**** BLOCO DE TEXTO

Antes de adentrarmos ao tema em análise, é imprescindível ressaltar a competência legislativa dos municípios, nos termos do artigo 30 da Constituição. Diferentemente das matérias de competência legislativa privativa da União, elencadas no artigo 22, e das questões de competência comum entre a União e os estados, previstas no artigo 24, a competência legislativa municipal não se fundamenta em uma enumeração específica de matérias, mas sim no princípio do interesse local, que orienta o exercício dessa competência.

No tocante à competência legislativa municipal, cumpre destacar que os tribunais superiores têm reiterado a autonomia dos municípios para legislar sobre matérias de interesse local, desde que não haja transgressão às competências privativas da União ou dos estados. Assim, o Poder Judiciário tem reconhecido a relevância da descentralização e da autonomia dos entes municipais na formulação de normas que impactam diretamente a realidade local.

Superadas as considerações iniciais, convém destacar que é recorrente, nos municípios, a prática de vetos a projetos de lei de autoria dos vereadores por parte do Poder Executivo, com fundamento no argumento de inconstitucionalidade, com base no vício de iniciativa, em razão de implicações financeiras para o Executivo. Tal posicionamento é geralmente adotado pelas Procuradorias Municipais, que, em seus pareceres, frequentemente consideram inconstitucionais os projetos de lei que acarretam despesas ao Executivo.

Essa situação tem provocado, ao longo dos anos, inúmeros conflitos entre os parlamentos municipais e os prefeitos. Com frequência, surgem indagações sobre os limites da atuação dos vereadores: até que ponto lhes é permitido legislar sobre matérias que impliquem em despesas para o Executivo local? É legítimo que os vereadores sejam autores de projetos de lei que imponham ônus financeiro ao Poder Executivo?

A Suprema Corte tem posto fim a essa discussão, estabelecendo critérios claros para a atuação do legislativo municipal. No entanto, os conflitos entre os Poderes não se limitam à tramitação desses projetos. Mesmo após a promulgação das leis, é comum que o Executivo e o Legislativo se envolvam em longas batalhas judiciais sobre a constitucionalidade dessas leis.

********

# ENUNCIADO DA TAREFA:
Extraia, sem alterações, o trecho do texto sobre a competência legislativa municipal que começa nas palavras "Superadas as considerações" e termina após "despesas ao Executivo.".

**** REGISTROS FORNECIDOS

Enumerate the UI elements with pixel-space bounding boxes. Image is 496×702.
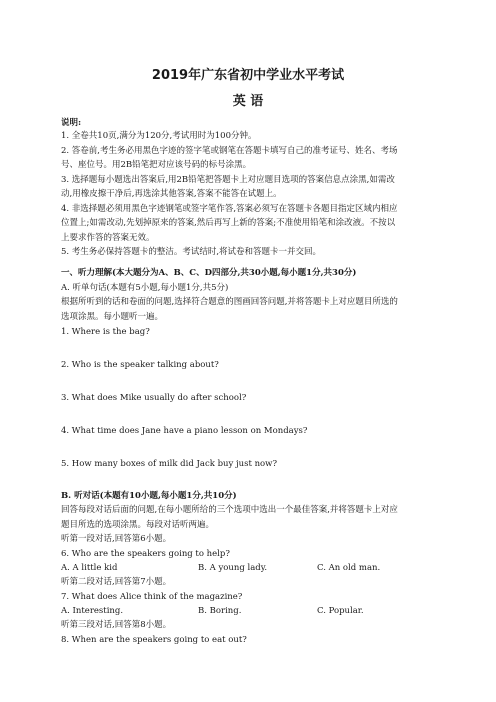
question-2: 2. Who is the speaker talking about?: [61, 360, 219, 370]
instruction-line: 上要求作答的答案无效。: [61, 233, 155, 243]
question-1: 1. Where is the bag?: [61, 327, 150, 337]
section-heading: 一、听力理解(本大题分为A、B、C、D四部分,共30小题,每小题1分,共30分): [61, 268, 357, 278]
option-c: C. Popular.: [317, 606, 364, 616]
instruction-line: 号、座位号。用2B铅笔把对应该号码的标号涂黑。: [61, 160, 252, 170]
question-5: 5. How many boxes of milk did Jack buy just now?: [61, 459, 278, 469]
dialog-instruction: 听第三段对话,回答第8小题。: [61, 620, 172, 630]
question-7: 7. What does Alice think of the magazine?: [61, 592, 243, 602]
part-b-heading: B. 听对话(本题有10小题,每小题1分,共10分): [61, 491, 237, 501]
question-8: 8. When are the speakers going to eat out?: [61, 635, 247, 645]
instruction-line: 4. 非选择题必须用黑色字迹钢笔或签字笔作答,答案必须写在答题卡各题目指定区域内相应: [61, 204, 398, 214]
instruction-line: 动,用橡皮擦干净后,再选涂其他答案,答案不能答在试题上。: [61, 189, 282, 199]
option-a: A. Interesting.: [61, 606, 124, 616]
instruction-line: 5. 考生务必保持答题卡的整洁。考试结时,将试卷和答题卡一并交回。: [61, 247, 322, 257]
instruction-line: 3. 选择题每小题选出答案后,用2B铅笔把答题卡上对应题目选项的答案信息点涂黑,如需改: [61, 175, 395, 185]
part-b-description: 回答每段对话后面的问题,在每小题所给的三个选项中选出一个最佳答案,并将答题卡上对应: [61, 505, 398, 515]
option-c: C. An old man.: [317, 563, 381, 573]
dialog-instruction: 听第二段对话,回答第7小题。: [61, 577, 172, 587]
instruction-line: 2. 答卷前,考生务必用黑色字迹的签字笔或钢笔在答题卡填写自己的准考证号、姓名、考场: [61, 146, 398, 156]
instructions-heading: 说明:: [61, 118, 82, 128]
option-b: B. Boring.: [198, 606, 242, 616]
part-b-description: 题目所选的选项涂黑。每段对话听两遍。: [61, 520, 215, 530]
option-a: A. A little kid: [61, 563, 118, 573]
question-6-options: [61, 563, 441, 574]
part-a-heading: A. 听单句话(本题有5小题,每小题1分,共5分): [61, 283, 229, 293]
part-a-description: 根据所听到的话和卷面的问题,选择符合题意的图画回答问题,并将答题卡上对应题目所选的: [61, 297, 398, 307]
option-b: B. A young lady.: [198, 563, 268, 573]
question-4: 4. What time does Jane have a piano lesson on Mondays?: [61, 426, 308, 436]
subject-title: 英 语: [232, 94, 264, 109]
question-3: 3. What does Mike usually do after school?: [61, 393, 247, 403]
question-6: 6. Who are the speakers going to help?: [61, 549, 230, 559]
instruction-line: 位置上;如需改动,先划掉原来的答案,然后再写上新的答案;不准使用铅笔和涂改液。不按以: [61, 218, 396, 228]
instruction-line: 1. 全卷共10页,满分为120分,考试用时为100分钟。: [61, 131, 257, 141]
dialog-instruction: 听第一段对话,回答第6小题。: [61, 534, 172, 544]
part-a-description: 选项涂黑。每小题听一遍。: [61, 312, 164, 322]
exam-title: 2019年广东省初中学业水平考试: [151, 68, 345, 83]
question-7-options: [61, 606, 441, 617]
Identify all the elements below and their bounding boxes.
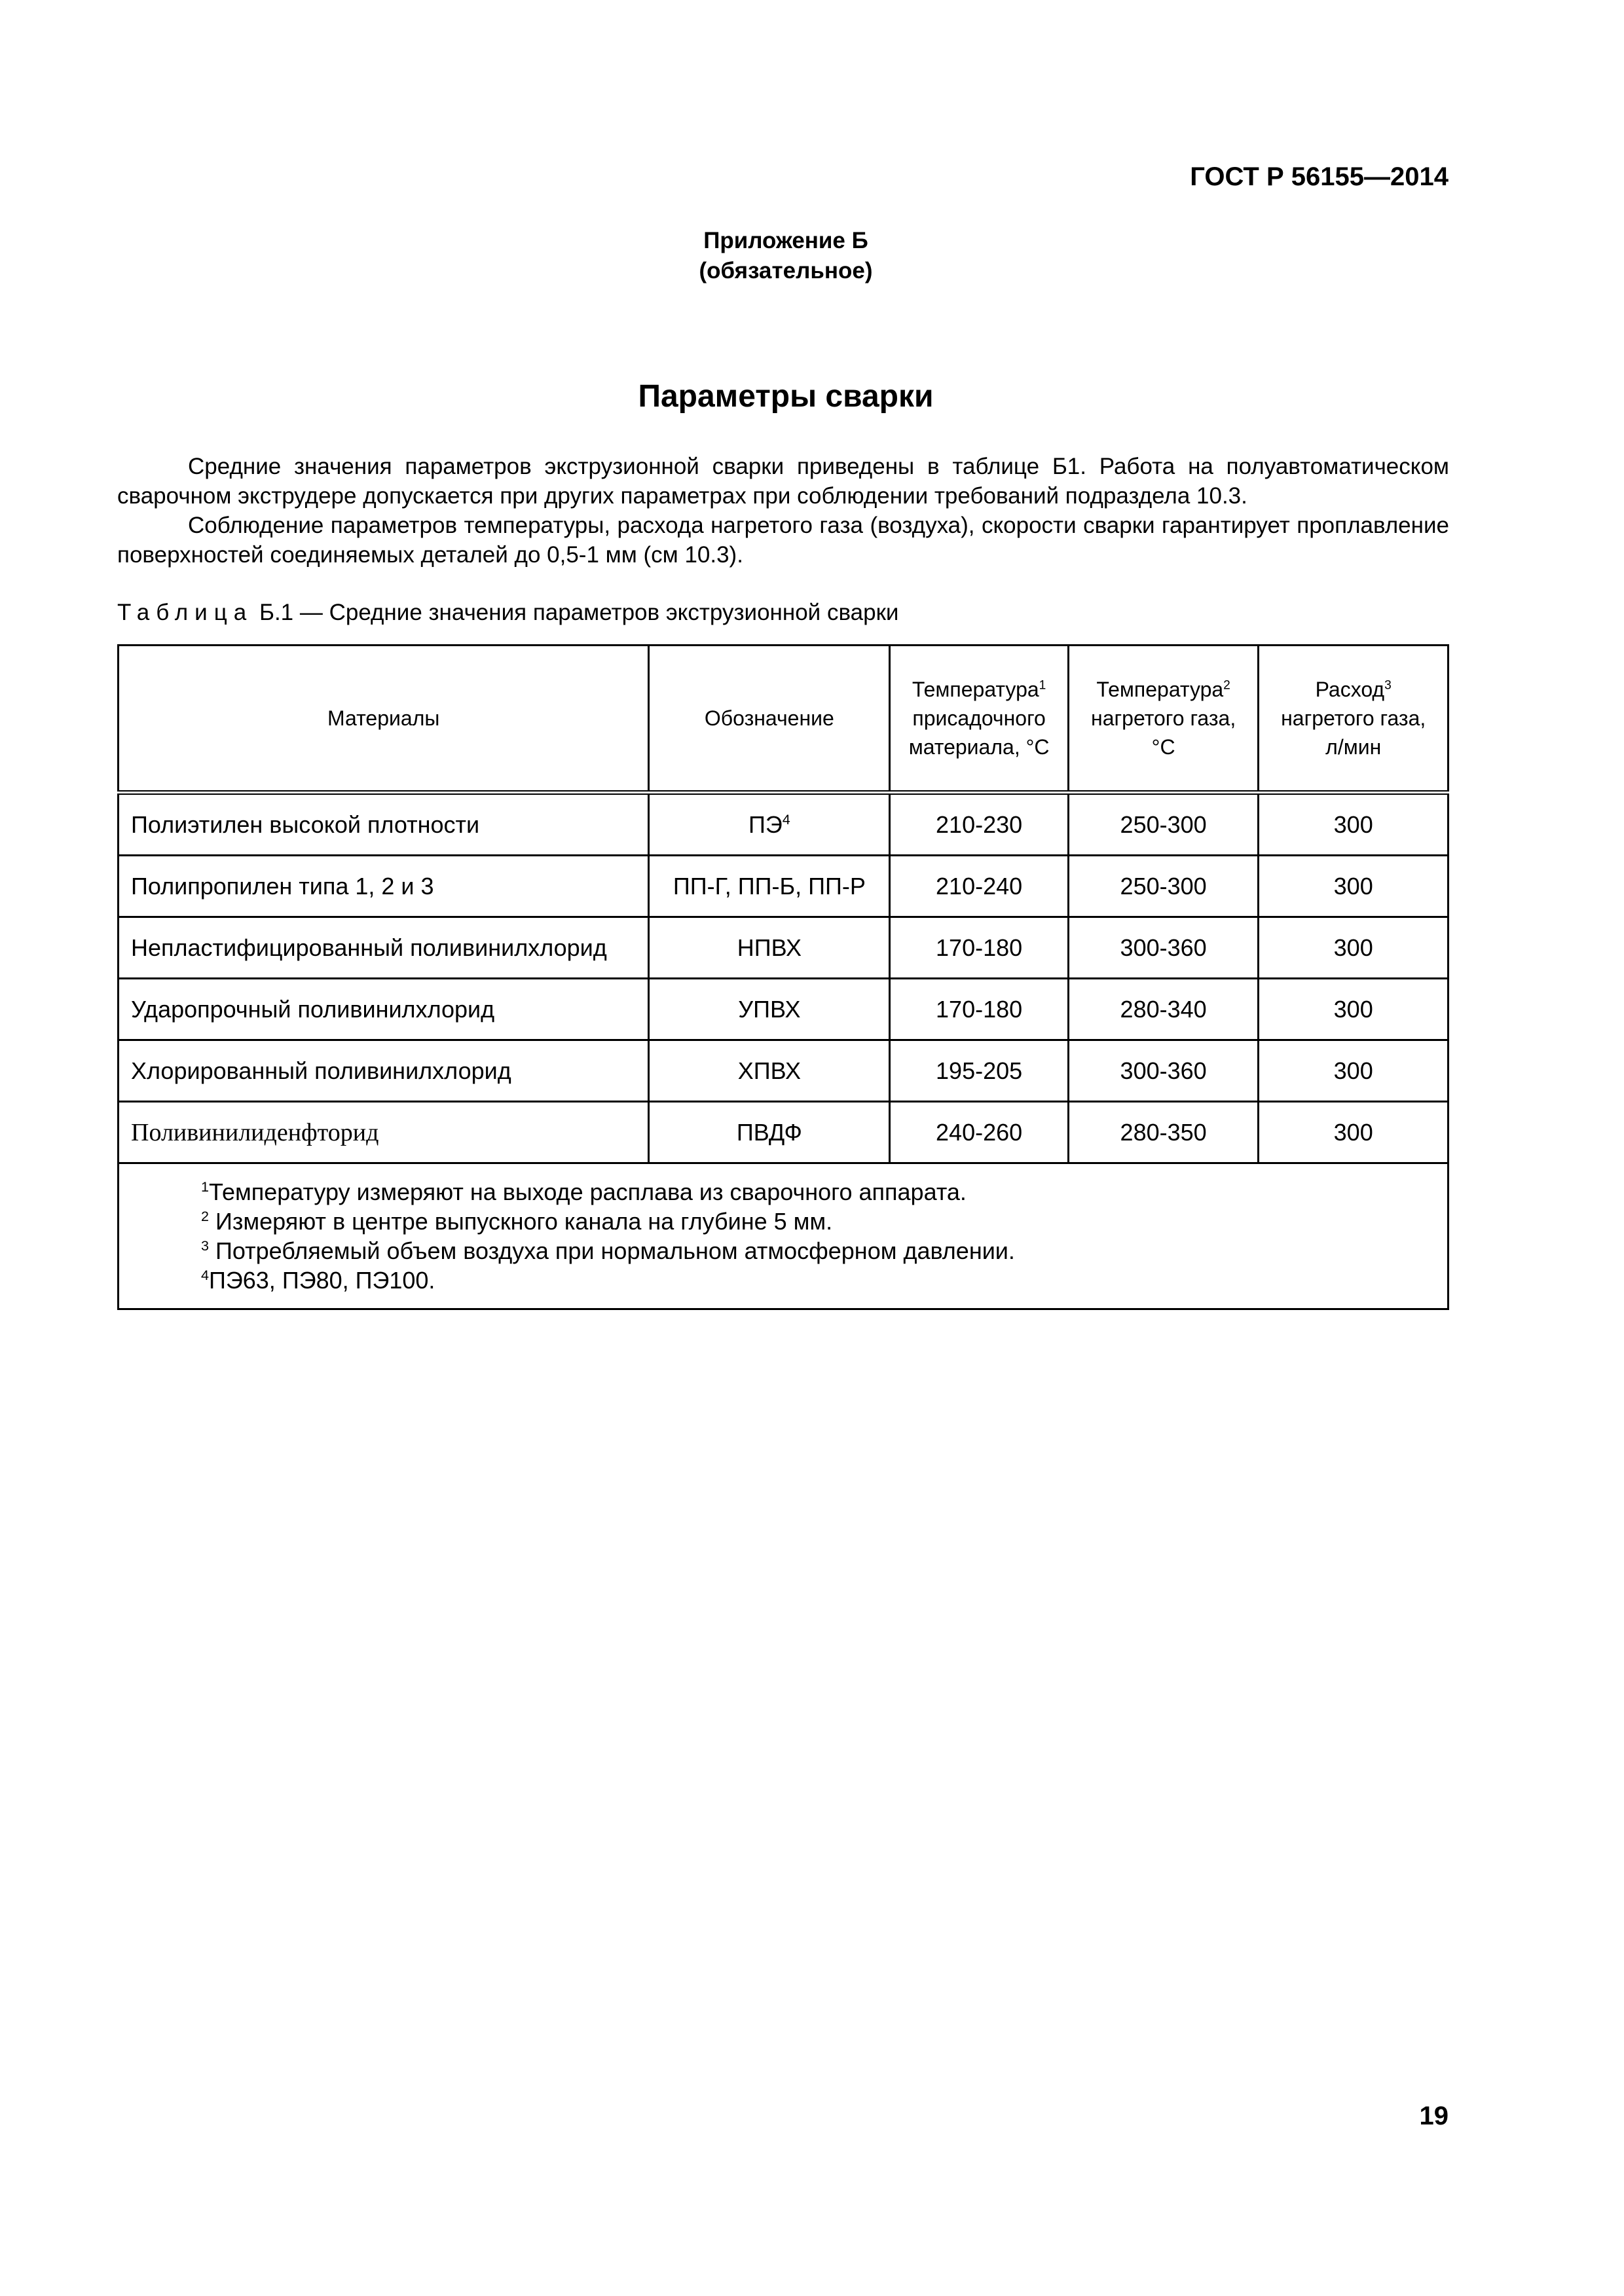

********

# RESOLUÇÃO ESCRITA:
Superadas as considerações iniciais, convém destacar que é recorrente, nos municípios, a prática de vetos a projetos de lei de autoria dos vereadores por parte do Poder Executivo, com fundamento no argumento de inconstitucionalidade, com base no vício de iniciativa, em razão de implicações financeiras para o Executivo. Tal posicionamento é geralmente adotado pelas Procuradorias Municipais, que, em seus pareceres, frequentemente consideram inconstitucionais os projetos de lei que acarretam despesas ao Executivo.